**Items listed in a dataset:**
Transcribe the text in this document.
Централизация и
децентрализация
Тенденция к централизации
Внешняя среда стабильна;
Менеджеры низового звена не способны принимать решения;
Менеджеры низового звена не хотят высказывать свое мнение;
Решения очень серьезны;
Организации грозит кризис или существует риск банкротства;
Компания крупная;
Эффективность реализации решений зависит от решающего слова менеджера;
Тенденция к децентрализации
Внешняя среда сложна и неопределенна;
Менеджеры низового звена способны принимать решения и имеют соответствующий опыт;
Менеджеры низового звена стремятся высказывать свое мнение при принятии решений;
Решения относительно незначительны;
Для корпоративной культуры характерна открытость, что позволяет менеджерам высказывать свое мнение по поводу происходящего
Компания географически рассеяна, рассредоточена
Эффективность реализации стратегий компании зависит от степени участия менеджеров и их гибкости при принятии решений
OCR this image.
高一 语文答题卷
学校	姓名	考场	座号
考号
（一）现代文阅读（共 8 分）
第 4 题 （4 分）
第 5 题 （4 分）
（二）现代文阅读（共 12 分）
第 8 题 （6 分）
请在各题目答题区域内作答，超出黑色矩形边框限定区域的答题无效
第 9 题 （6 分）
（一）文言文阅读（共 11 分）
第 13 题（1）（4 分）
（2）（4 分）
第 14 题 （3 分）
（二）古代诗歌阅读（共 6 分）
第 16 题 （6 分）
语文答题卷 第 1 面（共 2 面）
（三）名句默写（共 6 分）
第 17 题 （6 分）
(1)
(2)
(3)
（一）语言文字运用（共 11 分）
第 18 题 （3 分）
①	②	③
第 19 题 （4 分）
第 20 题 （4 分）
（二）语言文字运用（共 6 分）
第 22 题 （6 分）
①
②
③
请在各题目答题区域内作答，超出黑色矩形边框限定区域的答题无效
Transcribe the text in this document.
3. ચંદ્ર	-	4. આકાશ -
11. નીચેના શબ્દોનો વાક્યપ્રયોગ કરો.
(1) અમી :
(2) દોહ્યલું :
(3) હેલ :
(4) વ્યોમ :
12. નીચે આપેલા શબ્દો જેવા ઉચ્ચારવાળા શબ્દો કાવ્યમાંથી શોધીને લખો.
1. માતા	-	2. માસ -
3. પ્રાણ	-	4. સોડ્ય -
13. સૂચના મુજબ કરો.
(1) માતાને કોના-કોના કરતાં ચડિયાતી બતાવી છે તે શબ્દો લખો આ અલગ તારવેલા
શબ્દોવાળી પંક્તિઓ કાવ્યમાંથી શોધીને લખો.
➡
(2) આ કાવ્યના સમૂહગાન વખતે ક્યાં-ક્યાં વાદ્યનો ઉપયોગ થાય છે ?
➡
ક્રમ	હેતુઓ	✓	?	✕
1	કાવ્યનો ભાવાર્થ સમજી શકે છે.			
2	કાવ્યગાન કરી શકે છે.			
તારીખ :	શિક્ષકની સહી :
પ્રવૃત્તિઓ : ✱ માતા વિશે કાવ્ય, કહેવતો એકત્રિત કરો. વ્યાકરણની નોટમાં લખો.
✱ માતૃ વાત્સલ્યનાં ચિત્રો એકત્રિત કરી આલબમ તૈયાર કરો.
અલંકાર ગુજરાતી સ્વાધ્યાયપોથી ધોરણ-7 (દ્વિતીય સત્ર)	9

**Directions:**
Retype the material in full, character for character.

**Task solution:**
Transcribe the text in this document.
Централизация и
децентрализация
Тенденция к централизации
Внешняя среда стабильна;
Менеджеры низового звена не способны принимать решения;
Менеджеры низового звена не хотят высказывать свое мнение;
Решения очень серьезны;
Организации грозит кризис или существует риск банкротства;
Компания крупная;
Эффективность реализации решений зависит от решающего слова менеджера;
Тенденция к децентрализации
Внешняя среда сложна и неопределенна;
Менеджеры низового звена способны принимать решения и имеют соответствующий опыт;
Менеджеры низового звена стремятся высказывать свое мнение при принятии решений;
Решения относительно незначительны;
Для корпоративной культуры характерна открытость, что позволяет менеджерам высказывать свое мнение по поводу происходящего
Компания географически рассеяна, рассредоточена
Эффективность реализации стратегий компании зависит от степени участия менеджеров и их гибкости при принятии решений
OCR this image.
高一 语文答题卷
学校	姓名	考场	座号
考号
（一）现代文阅读（共 8 分）
第 4 题 （4 分）
第 5 题 （4 分）
（二）现代文阅读（共 12 分）
第 8 题 （6 分）
请在各题目答题区域内作答，超出黑色矩形边框限定区域的答题无效
第 9 题 （6 分）
（一）文言文阅读（共 11 分）
第 13 题（1）（4 分）
（2）（4 分）
第 14 题 （3 分）
（二）古代诗歌阅读（共 6 分）
第 16 题 （6 分）
语文答题卷 第 1 面（共 2 面）
（三）名句默写（共 6 分）
第 17 题 （6 分）
(1)
(2)
(3)
（一）语言文字运用（共 11 分）
第 18 题 （3 分）
①	②	③
第 19 题 （4 分）
第 20 题 （4 分）
（二）语言文字运用（共 6 分）
第 22 题 （6 分）
①
②
③
请在各题目答题区域内作答，超出黑色矩形边框限定区域的答题无效
Transcribe the text in this document.
3. ચંદ્ર	-	4. આકાશ -
11. નીચેના શબ્દોનો વાક્યપ્રયોગ કરો.
(1) અમી :
(2) દોહ્યલું :
(3) હેલ :
(4) વ્યોમ :
12. નીચે આપેલા શબ્દો જેવા ઉચ્ચારવાળા શબ્દો કાવ્યમાંથી શોધીને લખો.
1. માતા	-	2. માસ -
3. પ્રાણ	-	4. સોડ્ય -
13. સૂચના મુજબ કરો.
(1) માતાને કોના-કોના કરતાં ચડિયાતી બતાવી છે તે શબ્દો લખો આ અલગ તારવેલા
શબ્દોવાળી પંક્તિઓ કાવ્યમાંથી શોધીને લખો.
➡
(2) આ કાવ્યના સમૂહગાન વખતે ક્યાં-ક્યાં વાદ્યનો ઉપયોગ થાય છે ?
➡
ક્રમ	હેતુઓ	✓	?	✕
1	કાવ્યનો ભાવાર્થ સમજી શકે છે.			
2	કાવ્યગાન કરી શકે છે.			
તારીખ :	શિક્ષકની સહી :
પ્રવૃત્તિઓ : ✱ માતા વિશે કાવ્ય, કહેવતો એકત્રિત કરો. વ્યાકરણની નોટમાં લખો.
✱ માતૃ વાત્સલ્યનાં ચિત્રો એકત્રિત કરી આલબમ તૈયાર કરો.
અલંકાર ગુજરાતી સ્વાધ્યાયપોથી ધોરણ-7 (દ્વિતીય સત્ર)	9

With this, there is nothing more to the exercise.